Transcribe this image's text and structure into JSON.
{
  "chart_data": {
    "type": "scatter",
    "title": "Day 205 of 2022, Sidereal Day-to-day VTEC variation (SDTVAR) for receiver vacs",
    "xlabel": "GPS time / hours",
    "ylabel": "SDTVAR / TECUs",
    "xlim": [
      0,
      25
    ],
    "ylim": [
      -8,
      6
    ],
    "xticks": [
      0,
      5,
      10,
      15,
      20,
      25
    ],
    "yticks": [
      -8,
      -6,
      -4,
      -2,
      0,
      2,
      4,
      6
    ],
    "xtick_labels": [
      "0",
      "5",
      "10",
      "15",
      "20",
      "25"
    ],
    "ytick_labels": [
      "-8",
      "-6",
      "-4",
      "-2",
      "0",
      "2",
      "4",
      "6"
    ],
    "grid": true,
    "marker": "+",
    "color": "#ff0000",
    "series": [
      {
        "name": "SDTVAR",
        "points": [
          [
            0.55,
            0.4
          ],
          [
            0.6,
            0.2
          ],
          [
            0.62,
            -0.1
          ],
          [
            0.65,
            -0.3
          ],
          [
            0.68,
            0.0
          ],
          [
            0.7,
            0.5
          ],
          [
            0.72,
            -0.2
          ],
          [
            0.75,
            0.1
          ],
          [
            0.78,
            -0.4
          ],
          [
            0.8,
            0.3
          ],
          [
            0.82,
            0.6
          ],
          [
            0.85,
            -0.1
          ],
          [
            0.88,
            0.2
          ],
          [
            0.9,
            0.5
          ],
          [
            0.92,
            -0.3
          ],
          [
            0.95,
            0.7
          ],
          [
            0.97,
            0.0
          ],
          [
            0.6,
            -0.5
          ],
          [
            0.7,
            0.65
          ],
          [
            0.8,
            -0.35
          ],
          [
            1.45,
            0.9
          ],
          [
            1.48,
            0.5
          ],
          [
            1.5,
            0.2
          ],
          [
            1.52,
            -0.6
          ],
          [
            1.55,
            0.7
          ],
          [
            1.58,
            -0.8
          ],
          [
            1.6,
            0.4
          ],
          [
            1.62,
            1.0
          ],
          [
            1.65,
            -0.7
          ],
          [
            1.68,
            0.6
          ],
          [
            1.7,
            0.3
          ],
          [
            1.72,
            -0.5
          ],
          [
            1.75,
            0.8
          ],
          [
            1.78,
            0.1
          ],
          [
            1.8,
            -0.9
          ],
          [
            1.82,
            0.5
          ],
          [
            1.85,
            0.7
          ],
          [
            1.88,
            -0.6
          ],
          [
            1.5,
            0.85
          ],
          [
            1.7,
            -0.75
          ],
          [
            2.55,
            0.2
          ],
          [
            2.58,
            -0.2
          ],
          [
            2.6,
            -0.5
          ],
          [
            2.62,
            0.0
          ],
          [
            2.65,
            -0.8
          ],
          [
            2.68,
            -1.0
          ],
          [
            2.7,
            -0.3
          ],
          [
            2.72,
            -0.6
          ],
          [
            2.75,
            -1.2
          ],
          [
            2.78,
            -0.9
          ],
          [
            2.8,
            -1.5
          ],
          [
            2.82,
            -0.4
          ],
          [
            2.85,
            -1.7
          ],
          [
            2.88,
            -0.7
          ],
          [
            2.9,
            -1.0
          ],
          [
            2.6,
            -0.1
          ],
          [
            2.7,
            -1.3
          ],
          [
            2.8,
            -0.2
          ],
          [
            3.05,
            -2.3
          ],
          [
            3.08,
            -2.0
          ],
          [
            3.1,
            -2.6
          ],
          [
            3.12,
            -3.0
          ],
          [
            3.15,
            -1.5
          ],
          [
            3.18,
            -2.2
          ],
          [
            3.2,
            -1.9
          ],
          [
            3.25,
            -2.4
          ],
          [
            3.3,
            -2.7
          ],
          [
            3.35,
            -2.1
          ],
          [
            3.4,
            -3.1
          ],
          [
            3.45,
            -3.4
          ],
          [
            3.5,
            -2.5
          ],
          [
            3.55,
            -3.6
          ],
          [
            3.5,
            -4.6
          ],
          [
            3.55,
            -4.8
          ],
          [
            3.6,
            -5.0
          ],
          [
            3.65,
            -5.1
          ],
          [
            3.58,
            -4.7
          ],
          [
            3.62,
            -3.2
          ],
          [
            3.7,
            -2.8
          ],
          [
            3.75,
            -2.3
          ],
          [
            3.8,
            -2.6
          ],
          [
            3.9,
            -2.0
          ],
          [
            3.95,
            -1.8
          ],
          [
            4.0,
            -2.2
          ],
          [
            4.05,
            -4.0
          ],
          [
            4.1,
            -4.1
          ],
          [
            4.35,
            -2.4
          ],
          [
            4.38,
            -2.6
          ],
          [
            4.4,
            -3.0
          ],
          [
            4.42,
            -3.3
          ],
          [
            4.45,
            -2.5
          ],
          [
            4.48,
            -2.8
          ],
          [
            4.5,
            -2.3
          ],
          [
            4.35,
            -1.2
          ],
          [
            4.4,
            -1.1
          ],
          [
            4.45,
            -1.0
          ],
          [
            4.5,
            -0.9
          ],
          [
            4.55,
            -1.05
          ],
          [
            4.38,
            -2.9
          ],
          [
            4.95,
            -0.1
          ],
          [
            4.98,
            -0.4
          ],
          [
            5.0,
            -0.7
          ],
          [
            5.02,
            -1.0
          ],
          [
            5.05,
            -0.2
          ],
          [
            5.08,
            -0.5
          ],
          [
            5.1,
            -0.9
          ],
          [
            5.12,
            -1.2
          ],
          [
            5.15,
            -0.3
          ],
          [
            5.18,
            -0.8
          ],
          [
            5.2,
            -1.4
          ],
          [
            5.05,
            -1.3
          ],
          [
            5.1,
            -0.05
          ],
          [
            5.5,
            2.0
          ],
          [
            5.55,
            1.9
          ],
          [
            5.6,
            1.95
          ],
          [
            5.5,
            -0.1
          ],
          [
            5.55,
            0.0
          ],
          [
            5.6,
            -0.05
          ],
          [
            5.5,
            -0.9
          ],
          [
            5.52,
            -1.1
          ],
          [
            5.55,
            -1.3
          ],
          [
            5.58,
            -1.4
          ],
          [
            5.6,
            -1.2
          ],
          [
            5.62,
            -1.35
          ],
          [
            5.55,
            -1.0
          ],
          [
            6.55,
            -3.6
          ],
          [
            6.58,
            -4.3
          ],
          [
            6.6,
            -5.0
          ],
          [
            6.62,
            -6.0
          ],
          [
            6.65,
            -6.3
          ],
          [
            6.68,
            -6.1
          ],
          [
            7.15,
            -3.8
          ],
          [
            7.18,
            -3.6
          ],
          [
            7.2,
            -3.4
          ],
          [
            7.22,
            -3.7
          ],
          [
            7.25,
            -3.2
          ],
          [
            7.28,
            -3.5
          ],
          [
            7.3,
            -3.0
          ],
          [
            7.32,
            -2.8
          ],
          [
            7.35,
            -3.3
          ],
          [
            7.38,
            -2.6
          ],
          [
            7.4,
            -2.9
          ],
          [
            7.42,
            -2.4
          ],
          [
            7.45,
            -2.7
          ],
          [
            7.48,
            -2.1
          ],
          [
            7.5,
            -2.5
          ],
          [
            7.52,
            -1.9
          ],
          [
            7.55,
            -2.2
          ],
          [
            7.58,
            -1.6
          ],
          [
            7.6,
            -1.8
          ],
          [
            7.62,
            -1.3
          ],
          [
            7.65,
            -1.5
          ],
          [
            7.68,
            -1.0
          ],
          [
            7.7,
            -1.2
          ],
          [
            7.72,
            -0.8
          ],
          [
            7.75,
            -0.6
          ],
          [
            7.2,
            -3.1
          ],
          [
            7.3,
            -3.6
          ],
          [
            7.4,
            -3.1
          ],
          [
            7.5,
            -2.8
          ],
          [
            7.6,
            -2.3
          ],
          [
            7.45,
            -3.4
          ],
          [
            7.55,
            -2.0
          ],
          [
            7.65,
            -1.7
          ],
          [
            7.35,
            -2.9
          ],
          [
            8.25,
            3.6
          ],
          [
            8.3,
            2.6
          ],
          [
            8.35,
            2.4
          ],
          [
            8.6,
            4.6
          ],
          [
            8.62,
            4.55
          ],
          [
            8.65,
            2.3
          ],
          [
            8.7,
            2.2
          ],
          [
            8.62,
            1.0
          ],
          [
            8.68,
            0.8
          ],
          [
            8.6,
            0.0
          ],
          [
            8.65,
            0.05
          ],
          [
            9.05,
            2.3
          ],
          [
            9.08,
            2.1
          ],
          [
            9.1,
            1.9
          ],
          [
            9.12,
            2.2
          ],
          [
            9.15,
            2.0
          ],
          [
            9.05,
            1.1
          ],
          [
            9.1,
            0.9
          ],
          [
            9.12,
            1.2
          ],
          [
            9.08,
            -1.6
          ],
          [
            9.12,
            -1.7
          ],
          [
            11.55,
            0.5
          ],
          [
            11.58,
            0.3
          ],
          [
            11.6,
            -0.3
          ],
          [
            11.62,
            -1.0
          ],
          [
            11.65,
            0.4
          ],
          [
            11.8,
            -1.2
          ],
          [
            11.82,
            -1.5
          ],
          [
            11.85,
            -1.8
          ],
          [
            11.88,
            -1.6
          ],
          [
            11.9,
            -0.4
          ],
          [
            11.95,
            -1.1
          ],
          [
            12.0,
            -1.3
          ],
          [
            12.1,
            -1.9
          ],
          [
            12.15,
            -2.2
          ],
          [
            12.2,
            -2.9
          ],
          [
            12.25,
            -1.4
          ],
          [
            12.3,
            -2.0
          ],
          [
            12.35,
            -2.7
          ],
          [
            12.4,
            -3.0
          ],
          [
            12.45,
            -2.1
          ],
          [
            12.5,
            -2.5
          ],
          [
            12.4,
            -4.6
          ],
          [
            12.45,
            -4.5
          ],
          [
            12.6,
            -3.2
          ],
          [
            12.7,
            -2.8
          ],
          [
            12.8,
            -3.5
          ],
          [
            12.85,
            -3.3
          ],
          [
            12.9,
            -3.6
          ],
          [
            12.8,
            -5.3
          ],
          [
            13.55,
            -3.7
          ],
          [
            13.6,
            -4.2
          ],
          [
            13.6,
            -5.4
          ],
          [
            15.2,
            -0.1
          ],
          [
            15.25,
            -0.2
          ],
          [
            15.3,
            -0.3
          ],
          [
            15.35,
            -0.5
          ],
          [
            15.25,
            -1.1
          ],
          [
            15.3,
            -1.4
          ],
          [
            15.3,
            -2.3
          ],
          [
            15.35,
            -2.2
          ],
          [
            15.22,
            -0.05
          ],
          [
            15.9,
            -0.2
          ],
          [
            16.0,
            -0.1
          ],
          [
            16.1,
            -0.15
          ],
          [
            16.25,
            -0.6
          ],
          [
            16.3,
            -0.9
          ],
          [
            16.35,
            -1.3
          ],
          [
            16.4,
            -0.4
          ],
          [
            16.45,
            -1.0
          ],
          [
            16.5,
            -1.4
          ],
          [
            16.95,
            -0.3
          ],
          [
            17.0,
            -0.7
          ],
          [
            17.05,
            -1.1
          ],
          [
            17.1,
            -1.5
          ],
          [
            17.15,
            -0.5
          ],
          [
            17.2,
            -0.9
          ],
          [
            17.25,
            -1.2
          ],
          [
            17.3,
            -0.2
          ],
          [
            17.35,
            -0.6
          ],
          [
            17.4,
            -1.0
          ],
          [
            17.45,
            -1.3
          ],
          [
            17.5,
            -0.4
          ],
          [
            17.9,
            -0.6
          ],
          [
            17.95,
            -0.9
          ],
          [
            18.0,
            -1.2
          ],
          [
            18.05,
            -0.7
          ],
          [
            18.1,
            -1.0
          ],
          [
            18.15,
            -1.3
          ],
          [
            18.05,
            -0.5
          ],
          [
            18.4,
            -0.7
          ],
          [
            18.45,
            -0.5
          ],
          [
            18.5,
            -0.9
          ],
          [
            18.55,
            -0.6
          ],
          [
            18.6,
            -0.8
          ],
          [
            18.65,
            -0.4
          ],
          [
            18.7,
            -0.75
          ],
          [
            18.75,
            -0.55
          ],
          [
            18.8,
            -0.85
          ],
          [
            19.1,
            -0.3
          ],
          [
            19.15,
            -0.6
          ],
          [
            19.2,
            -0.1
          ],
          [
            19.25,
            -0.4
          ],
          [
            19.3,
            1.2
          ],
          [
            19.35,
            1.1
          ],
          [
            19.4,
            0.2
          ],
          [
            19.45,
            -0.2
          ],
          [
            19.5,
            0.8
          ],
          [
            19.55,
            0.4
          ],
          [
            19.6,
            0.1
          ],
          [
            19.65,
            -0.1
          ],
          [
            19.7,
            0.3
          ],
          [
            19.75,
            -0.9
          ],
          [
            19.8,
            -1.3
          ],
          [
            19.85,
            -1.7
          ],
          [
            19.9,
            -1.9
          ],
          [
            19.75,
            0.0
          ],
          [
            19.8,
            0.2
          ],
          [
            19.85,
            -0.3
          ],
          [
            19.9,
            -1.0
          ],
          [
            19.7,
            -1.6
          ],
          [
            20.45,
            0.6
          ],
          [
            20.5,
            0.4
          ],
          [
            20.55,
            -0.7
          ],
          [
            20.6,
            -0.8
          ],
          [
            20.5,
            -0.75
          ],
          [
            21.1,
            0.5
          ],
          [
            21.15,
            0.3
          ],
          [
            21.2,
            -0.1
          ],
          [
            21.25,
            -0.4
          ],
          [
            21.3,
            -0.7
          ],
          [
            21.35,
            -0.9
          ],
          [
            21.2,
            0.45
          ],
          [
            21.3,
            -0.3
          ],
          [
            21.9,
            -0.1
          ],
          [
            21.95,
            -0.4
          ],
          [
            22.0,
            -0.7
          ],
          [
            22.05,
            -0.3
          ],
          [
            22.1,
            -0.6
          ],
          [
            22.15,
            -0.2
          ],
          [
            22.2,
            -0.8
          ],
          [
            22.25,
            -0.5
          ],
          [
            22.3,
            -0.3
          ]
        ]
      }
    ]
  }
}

·····

■ PROBLEM TO WORK ON ■
Copy each line above that contains the string "SDTVAR".

■ CORRECT OUTPUT ■
    "title": "Day 205 of 2022, Sidereal Day-to-day VTEC variation (SDTVAR) for receiver vacs",
    "ylabel": "SDTVAR / TECUs",
        "name": "SDTVAR",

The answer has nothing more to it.